(Aim of the task) Check every line below for the string "coordinate", and copy the lines that contain it.

(Records to process)
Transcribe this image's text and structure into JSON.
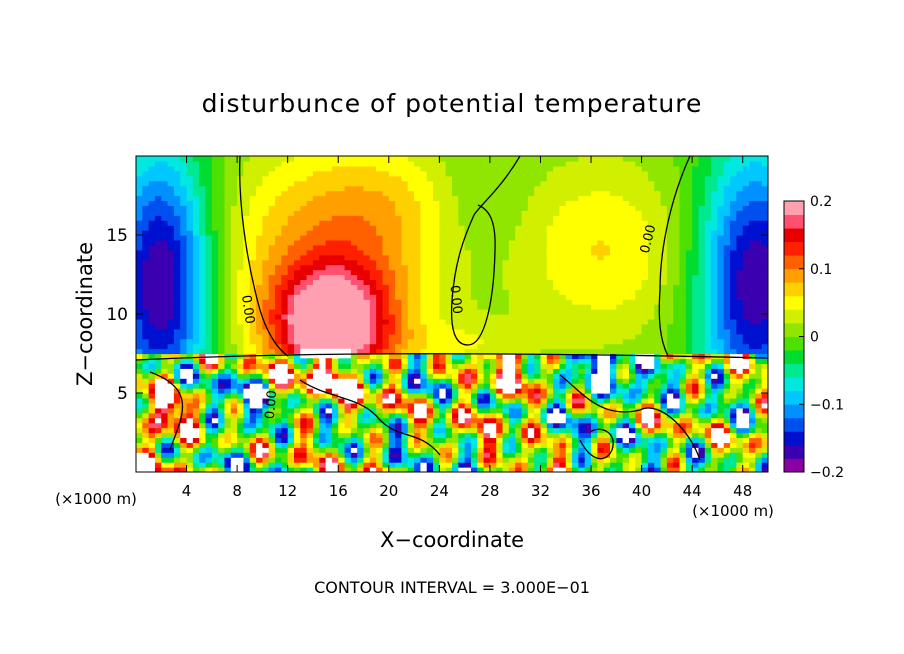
{
  "chart_data": {
    "type": "heatmap",
    "title": "disturbunce of potential temperature",
    "xlabel": "X−coordinate",
    "ylabel": "Z−coordinate",
    "x_unit": "(×1000 m)",
    "x_unit_right": "(×1000 m)",
    "xlim": [
      0,
      50
    ],
    "ylim": [
      0,
      20
    ],
    "x_ticks": [
      "4",
      "8",
      "12",
      "16",
      "20",
      "24",
      "28",
      "32",
      "36",
      "40",
      "44",
      "48"
    ],
    "y_ticks": [
      "5",
      "10",
      "15"
    ],
    "colorbar": {
      "vmin": -0.2,
      "vmax": 0.2,
      "ticks": [
        "0.2",
        "0.1",
        "0",
        "−0.1",
        "−0.2"
      ],
      "colors": [
        "#8a00a0",
        "#3b00b0",
        "#0010d0",
        "#0050f0",
        "#0090ff",
        "#00c8ff",
        "#00e8e0",
        "#00e890",
        "#00dd30",
        "#4de000",
        "#90e600",
        "#d0f000",
        "#ffff00",
        "#ffd000",
        "#ffa000",
        "#ff6000",
        "#ff2000",
        "#e80000",
        "#ff5070",
        "#ffa0b0"
      ]
    },
    "contour_labels": [
      "0.00",
      "0.00",
      "0.00",
      "0.00"
    ],
    "annotation": "CONTOUR INTERVAL = 3.000E−01",
    "grid": false,
    "legend": "colorbar-right"
  }
}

(The answer)
    "xlabel": "X−coordinate",
    "ylabel": "Z−coordinate",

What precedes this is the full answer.